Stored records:

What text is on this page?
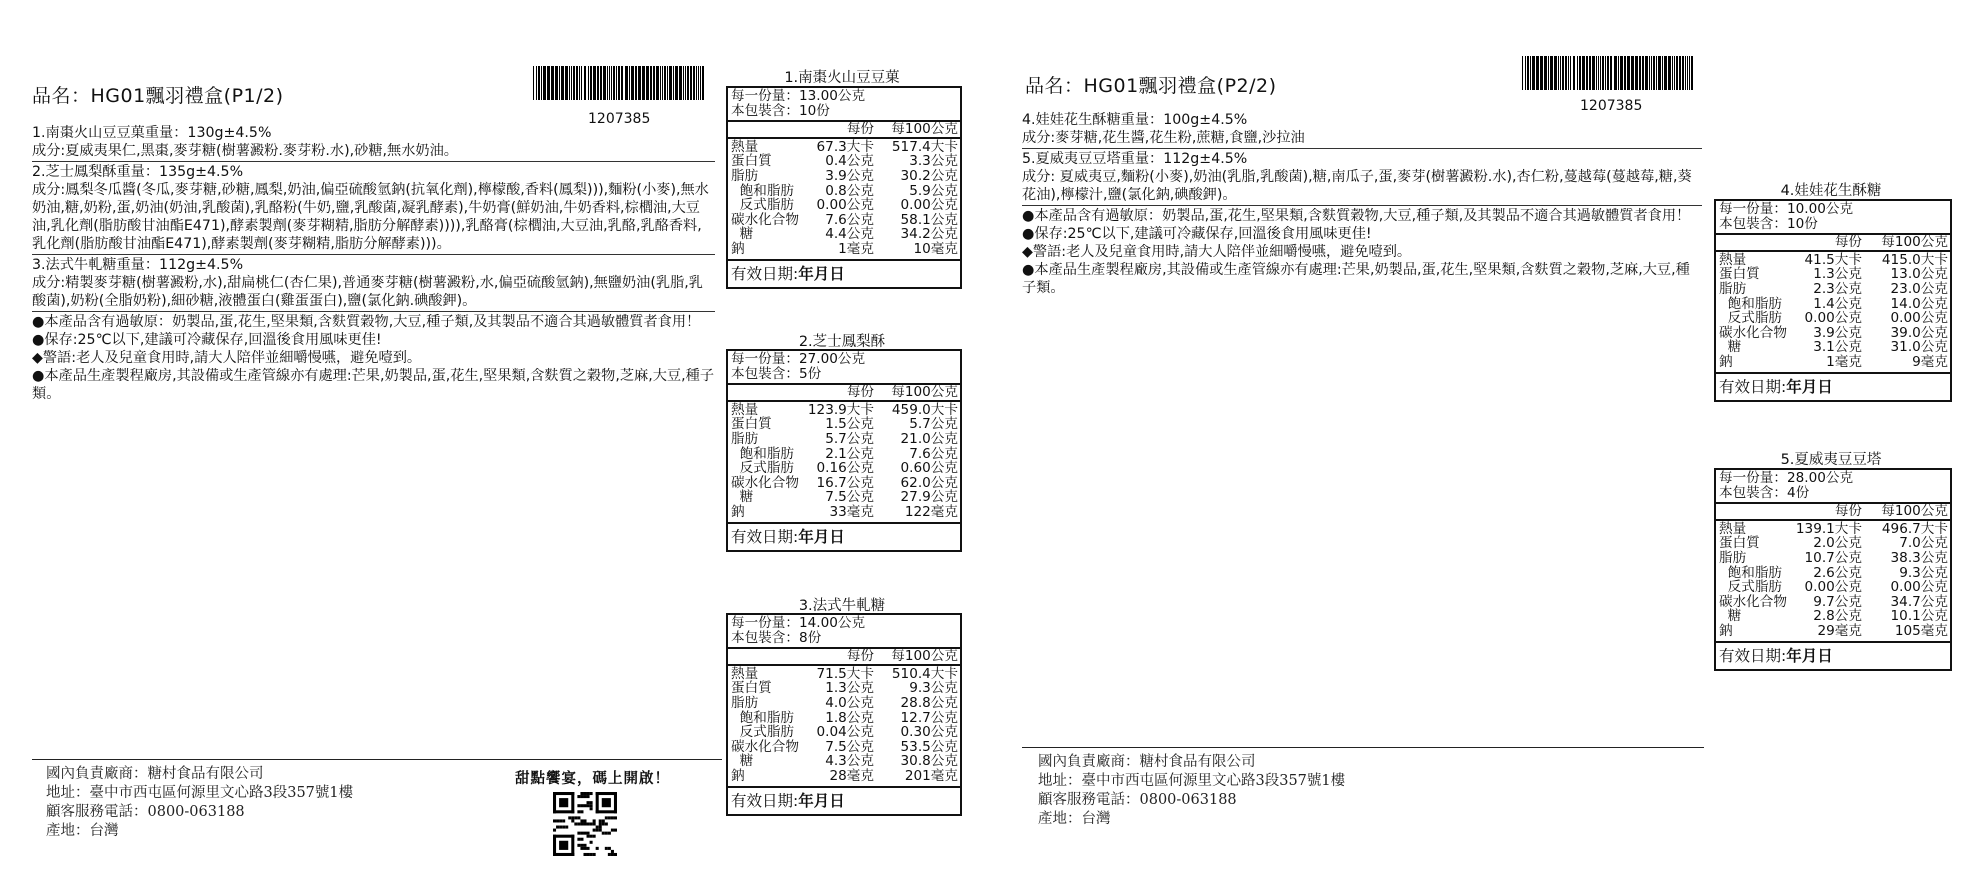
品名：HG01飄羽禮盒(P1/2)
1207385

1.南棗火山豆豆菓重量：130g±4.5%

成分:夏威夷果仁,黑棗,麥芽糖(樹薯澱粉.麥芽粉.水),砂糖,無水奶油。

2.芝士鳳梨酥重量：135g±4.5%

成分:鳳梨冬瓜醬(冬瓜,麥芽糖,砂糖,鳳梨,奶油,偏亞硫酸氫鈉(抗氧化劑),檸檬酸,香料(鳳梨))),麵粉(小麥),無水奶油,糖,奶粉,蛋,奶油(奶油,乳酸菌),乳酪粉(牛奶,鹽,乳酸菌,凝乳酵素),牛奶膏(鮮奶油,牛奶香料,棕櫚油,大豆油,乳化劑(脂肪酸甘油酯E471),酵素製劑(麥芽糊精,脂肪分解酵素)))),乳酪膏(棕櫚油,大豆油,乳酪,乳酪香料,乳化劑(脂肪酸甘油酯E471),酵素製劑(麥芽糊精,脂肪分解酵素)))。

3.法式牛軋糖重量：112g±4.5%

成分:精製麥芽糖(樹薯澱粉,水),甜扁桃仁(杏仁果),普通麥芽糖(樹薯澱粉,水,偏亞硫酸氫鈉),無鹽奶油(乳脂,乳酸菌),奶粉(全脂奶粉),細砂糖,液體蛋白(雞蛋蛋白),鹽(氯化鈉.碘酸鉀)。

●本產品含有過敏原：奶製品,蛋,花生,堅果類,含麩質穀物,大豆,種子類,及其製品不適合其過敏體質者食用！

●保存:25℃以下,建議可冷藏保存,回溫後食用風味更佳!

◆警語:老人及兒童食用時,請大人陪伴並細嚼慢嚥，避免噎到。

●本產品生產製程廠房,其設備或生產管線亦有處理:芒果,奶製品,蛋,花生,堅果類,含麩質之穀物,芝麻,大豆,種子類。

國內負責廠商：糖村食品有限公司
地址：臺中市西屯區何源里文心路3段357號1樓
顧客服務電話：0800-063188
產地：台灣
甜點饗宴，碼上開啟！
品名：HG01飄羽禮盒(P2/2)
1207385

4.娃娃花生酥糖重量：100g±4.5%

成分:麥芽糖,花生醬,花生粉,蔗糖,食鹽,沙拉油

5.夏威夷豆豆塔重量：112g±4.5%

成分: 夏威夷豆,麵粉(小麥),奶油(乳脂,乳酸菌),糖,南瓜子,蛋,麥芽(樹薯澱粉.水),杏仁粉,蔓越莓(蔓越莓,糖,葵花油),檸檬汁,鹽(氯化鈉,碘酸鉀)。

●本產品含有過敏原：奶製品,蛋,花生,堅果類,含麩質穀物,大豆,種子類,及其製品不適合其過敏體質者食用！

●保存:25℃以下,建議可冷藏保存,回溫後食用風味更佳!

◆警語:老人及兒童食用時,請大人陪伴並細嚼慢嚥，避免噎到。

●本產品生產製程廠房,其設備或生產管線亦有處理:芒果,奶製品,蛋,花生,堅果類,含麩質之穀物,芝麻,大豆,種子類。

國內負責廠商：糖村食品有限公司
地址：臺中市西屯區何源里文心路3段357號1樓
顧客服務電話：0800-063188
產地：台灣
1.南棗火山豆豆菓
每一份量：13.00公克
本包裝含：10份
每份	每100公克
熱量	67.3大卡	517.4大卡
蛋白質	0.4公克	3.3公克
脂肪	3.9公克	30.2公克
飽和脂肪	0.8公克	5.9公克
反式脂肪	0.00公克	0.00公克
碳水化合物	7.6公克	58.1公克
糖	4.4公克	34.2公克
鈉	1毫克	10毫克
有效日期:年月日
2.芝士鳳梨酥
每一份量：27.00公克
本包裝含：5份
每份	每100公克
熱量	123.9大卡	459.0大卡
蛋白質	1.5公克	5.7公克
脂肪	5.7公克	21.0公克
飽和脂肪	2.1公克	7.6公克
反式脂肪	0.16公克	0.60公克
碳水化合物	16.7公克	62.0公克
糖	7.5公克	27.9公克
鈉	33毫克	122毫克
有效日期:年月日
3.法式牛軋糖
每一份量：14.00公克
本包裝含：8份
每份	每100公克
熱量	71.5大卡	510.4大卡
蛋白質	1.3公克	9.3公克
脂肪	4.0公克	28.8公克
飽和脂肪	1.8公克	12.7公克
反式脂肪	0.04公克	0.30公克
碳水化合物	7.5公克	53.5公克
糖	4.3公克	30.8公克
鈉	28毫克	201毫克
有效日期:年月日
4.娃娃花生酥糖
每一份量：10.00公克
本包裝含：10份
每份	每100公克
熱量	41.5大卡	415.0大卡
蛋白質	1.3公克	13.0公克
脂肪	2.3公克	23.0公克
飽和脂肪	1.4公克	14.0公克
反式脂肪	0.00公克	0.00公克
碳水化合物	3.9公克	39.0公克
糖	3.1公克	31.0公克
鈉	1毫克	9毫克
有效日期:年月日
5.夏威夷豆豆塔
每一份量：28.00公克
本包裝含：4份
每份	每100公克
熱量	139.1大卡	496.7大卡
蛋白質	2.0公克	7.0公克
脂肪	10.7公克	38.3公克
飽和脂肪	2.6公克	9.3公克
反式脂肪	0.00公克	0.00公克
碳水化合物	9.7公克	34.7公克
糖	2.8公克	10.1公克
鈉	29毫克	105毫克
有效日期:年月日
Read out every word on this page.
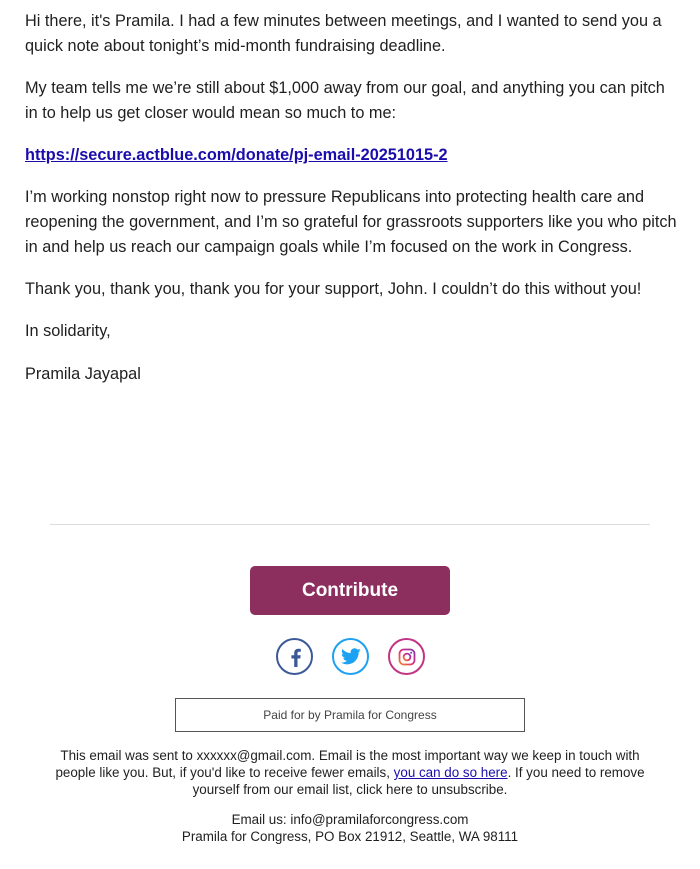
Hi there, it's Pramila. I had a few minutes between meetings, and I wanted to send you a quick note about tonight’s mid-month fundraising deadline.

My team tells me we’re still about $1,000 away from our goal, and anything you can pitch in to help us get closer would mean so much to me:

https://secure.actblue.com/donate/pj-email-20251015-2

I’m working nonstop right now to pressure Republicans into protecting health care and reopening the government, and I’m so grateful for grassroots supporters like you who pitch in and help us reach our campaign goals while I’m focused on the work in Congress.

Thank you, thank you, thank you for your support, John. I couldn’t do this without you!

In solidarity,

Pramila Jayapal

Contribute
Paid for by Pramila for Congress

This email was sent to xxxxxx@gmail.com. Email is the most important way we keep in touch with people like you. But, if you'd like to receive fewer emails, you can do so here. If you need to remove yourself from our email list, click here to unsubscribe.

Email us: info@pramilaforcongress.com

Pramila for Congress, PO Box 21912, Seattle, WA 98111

Aim of the exercise - Copy every line that includes the string "飽和脂肪" from the material above.

Exercise response -
飽和脂肪	0.8公克	5.9公克
飽和脂肪	2.1公克	7.6公克
飽和脂肪	1.8公克	12.7公克
飽和脂肪	1.4公克	14.0公克
飽和脂肪	2.6公克	9.3公克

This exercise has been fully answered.